- ASSIGNMENT -
Please copy the Perl book feedback from "I would encourage" up to and including "Camel book was.", renaming "TIMTOWTDI" to "There's More Than One Way To Do It".

I think targeting people new(ish) to Perl but not new to programming is the right audience. As for setting up a development environment, I'd point people to an online tutorial that can be update over time. My hope for Perl 5.14 is that CPAN.pm out of the box will be (nearly) zero-config and will offer most of the convenience benefits of cpanm with none of the limitations.
I would encourage you to think about where your book would fit versus the Learning/Intermediate/Mastering Perl series on the one hand and the forthcoming edition of Effective Perl Programming on the other. I'd add that the latter (first edition) was the book that really helped me understand "idiomatic" Perl -- but at the level of syntax, not at the level of design and structure.
Where I think people could use help (me included, sometimes) is getting past TIMTOWTDI. Tell me a "good" way to do common things. Tell me about components of good design and how to connect things together. I'm not sure if that's where you're headed or if you're doing more of an updated reference guide like the Camel book was.
I think Strawberry Perl/Padre is well outside the scope of what you should cover in your book.
They're worthy topics I'm sure, but they're not just large topics, but also irrelevent to a portion of the people who your book will appeal to.

- INFORMATION GIVEN -
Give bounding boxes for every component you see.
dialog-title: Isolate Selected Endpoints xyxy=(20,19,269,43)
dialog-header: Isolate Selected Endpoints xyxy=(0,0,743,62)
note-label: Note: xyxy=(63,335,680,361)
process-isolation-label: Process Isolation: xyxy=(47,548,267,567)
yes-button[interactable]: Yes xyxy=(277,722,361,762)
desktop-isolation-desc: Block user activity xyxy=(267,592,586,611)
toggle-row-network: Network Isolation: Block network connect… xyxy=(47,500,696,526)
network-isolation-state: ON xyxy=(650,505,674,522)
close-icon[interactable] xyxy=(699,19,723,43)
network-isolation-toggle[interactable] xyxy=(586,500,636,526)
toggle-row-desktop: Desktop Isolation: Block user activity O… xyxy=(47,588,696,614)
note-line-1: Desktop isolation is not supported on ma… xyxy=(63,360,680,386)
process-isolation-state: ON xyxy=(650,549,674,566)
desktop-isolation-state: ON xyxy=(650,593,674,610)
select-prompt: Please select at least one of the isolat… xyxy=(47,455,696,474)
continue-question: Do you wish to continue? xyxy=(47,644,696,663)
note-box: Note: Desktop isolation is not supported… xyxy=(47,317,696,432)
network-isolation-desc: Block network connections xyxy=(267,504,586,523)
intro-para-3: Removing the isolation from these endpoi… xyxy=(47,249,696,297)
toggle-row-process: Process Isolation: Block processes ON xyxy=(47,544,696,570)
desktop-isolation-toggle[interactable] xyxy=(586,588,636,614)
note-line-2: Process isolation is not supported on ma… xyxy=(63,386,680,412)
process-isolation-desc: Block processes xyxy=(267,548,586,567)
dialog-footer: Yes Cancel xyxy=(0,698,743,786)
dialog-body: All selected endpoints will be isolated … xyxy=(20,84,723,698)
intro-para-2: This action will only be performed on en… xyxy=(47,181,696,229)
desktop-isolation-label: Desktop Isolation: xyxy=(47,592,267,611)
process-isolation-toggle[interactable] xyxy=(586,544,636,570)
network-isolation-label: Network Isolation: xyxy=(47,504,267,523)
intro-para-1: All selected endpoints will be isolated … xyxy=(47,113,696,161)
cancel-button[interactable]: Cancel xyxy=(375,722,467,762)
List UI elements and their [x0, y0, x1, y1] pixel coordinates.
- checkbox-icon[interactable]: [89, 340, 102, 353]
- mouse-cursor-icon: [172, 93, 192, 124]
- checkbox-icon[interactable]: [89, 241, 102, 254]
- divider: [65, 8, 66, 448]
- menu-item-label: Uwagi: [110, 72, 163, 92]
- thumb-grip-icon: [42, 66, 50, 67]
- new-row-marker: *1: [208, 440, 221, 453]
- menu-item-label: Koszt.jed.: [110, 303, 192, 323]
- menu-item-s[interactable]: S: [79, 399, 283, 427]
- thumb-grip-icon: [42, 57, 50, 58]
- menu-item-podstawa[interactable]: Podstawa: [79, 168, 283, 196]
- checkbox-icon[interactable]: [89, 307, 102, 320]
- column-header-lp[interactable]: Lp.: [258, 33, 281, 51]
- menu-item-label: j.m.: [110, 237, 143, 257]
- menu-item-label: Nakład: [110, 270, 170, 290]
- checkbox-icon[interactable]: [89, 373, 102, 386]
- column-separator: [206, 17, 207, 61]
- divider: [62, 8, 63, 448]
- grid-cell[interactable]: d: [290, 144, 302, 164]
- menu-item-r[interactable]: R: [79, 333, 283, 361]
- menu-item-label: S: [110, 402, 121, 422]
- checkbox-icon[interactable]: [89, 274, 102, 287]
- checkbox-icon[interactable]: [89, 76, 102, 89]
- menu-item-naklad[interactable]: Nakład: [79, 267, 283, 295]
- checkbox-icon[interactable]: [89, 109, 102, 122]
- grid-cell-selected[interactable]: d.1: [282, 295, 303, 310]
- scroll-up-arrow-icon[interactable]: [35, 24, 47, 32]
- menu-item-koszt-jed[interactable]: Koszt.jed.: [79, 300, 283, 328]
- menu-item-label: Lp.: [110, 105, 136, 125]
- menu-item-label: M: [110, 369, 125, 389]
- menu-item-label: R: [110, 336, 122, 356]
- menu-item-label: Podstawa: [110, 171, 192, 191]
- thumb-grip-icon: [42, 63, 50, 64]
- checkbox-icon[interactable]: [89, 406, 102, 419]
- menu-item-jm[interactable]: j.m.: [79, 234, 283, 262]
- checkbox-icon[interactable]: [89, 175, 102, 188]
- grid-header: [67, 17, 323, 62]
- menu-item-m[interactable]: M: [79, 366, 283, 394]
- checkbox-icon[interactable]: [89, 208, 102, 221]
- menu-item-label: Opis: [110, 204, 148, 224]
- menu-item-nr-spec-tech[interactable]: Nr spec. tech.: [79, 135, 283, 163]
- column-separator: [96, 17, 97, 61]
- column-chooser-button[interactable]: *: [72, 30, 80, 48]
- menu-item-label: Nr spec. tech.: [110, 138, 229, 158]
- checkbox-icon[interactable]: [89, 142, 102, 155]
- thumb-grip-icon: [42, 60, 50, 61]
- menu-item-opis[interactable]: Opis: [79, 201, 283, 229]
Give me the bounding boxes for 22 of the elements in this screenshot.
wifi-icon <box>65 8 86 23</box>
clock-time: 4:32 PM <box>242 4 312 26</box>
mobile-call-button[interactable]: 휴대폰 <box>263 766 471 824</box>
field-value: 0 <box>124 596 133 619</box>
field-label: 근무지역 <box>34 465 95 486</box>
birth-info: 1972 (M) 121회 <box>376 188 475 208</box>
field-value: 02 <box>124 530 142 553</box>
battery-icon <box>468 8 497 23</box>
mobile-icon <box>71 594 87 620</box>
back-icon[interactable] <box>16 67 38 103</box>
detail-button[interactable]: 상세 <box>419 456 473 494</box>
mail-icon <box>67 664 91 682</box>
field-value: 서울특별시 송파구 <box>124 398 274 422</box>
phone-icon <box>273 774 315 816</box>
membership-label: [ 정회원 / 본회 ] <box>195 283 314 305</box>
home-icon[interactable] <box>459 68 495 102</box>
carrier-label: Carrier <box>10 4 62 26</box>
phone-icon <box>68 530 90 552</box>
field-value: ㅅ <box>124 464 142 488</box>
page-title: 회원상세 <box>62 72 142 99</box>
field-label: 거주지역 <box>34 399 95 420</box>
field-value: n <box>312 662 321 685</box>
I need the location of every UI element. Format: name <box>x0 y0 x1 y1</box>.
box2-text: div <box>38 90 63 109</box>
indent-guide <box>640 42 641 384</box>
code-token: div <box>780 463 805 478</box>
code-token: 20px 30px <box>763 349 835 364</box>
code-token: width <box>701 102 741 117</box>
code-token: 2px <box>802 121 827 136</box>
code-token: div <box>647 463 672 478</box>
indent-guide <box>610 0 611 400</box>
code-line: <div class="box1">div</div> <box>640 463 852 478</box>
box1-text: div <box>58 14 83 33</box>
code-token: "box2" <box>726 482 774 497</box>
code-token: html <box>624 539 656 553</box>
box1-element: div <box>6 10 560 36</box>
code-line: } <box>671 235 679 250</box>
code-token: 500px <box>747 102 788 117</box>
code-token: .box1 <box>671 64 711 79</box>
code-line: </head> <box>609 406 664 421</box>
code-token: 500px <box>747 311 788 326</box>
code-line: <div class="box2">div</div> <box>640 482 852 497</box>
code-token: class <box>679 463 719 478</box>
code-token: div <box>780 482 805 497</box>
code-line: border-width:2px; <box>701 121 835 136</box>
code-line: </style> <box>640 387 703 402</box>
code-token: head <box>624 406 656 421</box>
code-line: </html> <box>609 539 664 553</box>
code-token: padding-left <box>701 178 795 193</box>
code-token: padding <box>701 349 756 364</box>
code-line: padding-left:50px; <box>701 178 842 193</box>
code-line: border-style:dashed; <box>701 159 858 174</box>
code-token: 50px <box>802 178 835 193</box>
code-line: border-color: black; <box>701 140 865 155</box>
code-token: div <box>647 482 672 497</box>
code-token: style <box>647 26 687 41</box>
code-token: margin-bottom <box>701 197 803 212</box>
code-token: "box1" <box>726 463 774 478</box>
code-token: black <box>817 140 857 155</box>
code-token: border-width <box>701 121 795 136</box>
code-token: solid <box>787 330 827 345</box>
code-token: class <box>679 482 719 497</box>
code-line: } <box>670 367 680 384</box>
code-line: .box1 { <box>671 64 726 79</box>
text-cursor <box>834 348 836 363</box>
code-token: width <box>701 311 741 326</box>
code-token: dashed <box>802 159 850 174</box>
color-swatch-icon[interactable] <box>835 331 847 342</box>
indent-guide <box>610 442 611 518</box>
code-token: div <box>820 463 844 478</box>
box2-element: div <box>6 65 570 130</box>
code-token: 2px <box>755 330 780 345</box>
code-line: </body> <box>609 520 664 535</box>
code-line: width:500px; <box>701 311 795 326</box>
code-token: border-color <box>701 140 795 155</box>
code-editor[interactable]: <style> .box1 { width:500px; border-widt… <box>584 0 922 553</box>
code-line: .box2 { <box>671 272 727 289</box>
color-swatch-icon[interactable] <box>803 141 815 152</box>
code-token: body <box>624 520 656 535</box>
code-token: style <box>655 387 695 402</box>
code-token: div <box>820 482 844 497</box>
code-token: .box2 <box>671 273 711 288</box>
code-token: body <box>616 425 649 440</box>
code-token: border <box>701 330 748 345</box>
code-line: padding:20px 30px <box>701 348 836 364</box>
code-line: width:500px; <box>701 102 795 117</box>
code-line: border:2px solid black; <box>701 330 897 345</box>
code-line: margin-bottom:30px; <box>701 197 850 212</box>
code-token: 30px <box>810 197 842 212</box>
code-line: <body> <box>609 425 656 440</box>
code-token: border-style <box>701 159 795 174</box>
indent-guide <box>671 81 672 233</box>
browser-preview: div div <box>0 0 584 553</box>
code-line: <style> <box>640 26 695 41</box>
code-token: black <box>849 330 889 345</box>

- SOLUTION FOR THIS TASK -
I would encourage you to think about where your book would fit versus the Learning/Intermediate/Mastering Perl series on the one hand and the forthcoming edition of Effective Perl Programming on the other. I'd add that the latter (first edition) was the book that really helped me understand "idiomatic" Perl -- but at the level of syntax, not at the level of design and structure.
Where I think people could use help (me included, sometimes) is getting past There's More Than One Way To Do It. Tell me a "good" way to do common things. Tell me about components of good design and how to connect things together. I'm not sure if that's where you're headed or if you're doing more of an updated reference guide like the Camel book was.